YOUR GOAL: Report how many lines below contain the word "ylabel", and give only that number.

Dataset entries on figures:
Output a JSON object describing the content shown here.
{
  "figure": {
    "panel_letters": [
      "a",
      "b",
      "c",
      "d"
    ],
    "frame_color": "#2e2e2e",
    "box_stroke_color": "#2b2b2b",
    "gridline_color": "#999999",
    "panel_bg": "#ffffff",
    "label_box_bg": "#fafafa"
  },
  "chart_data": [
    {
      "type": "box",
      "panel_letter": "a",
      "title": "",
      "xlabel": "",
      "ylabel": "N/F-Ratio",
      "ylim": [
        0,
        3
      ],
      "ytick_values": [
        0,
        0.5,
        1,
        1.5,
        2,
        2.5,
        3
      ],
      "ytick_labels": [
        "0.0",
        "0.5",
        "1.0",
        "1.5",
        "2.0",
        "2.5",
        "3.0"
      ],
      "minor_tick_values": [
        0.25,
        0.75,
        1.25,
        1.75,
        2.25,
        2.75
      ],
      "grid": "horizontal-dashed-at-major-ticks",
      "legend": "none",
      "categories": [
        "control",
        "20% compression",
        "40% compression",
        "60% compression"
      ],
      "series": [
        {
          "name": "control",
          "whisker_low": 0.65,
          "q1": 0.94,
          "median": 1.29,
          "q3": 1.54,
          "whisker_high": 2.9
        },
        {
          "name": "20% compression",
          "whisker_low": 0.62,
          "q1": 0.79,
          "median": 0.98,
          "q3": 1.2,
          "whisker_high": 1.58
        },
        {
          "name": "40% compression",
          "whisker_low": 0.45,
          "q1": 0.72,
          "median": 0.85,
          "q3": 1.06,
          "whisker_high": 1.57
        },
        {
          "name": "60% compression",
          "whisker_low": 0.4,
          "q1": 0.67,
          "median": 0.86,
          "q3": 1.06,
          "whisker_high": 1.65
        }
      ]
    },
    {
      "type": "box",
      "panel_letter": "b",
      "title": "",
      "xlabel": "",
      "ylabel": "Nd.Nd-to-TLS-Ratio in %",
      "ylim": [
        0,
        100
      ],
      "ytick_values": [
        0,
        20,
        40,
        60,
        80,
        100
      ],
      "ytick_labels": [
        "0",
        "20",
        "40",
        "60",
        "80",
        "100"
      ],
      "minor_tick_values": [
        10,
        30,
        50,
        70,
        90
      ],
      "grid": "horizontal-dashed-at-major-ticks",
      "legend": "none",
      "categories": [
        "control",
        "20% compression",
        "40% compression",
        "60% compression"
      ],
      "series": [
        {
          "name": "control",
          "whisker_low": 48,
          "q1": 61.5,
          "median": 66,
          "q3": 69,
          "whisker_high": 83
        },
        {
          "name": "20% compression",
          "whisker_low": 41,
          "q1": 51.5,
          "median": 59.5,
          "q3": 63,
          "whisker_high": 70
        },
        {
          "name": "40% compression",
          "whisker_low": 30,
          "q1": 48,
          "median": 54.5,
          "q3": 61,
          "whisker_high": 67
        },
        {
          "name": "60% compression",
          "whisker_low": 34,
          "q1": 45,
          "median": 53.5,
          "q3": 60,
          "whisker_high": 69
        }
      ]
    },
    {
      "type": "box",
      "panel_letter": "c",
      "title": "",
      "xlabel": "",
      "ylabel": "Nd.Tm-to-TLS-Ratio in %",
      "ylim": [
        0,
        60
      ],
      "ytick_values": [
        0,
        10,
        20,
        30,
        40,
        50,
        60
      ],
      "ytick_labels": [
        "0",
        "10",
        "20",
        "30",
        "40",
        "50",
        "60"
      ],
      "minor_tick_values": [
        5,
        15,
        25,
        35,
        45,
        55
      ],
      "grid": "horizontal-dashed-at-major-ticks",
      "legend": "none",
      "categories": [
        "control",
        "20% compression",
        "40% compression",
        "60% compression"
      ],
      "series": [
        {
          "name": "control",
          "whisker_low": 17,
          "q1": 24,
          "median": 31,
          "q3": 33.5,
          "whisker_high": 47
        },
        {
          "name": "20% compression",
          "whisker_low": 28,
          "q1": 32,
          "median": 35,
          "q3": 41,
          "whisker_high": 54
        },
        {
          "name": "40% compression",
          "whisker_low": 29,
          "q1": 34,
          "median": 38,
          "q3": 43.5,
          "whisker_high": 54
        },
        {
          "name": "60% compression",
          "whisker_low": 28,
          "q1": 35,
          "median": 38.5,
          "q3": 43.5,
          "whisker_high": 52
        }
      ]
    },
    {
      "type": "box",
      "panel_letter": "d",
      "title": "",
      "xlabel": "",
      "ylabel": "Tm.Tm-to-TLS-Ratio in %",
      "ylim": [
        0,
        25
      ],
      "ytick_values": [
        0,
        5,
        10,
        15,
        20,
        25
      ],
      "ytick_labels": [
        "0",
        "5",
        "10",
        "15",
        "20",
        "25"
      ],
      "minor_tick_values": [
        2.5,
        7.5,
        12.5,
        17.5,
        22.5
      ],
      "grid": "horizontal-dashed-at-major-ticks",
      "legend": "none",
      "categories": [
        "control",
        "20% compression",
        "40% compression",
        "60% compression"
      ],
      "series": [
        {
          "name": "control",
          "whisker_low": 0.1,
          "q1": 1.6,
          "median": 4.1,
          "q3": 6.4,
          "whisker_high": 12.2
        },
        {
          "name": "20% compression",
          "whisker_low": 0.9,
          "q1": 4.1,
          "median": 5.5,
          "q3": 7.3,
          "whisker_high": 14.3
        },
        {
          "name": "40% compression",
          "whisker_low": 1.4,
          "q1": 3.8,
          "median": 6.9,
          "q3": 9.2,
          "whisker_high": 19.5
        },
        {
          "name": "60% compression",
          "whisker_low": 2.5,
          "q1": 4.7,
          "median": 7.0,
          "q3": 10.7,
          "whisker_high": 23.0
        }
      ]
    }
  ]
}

CORRECT ANSWER: 4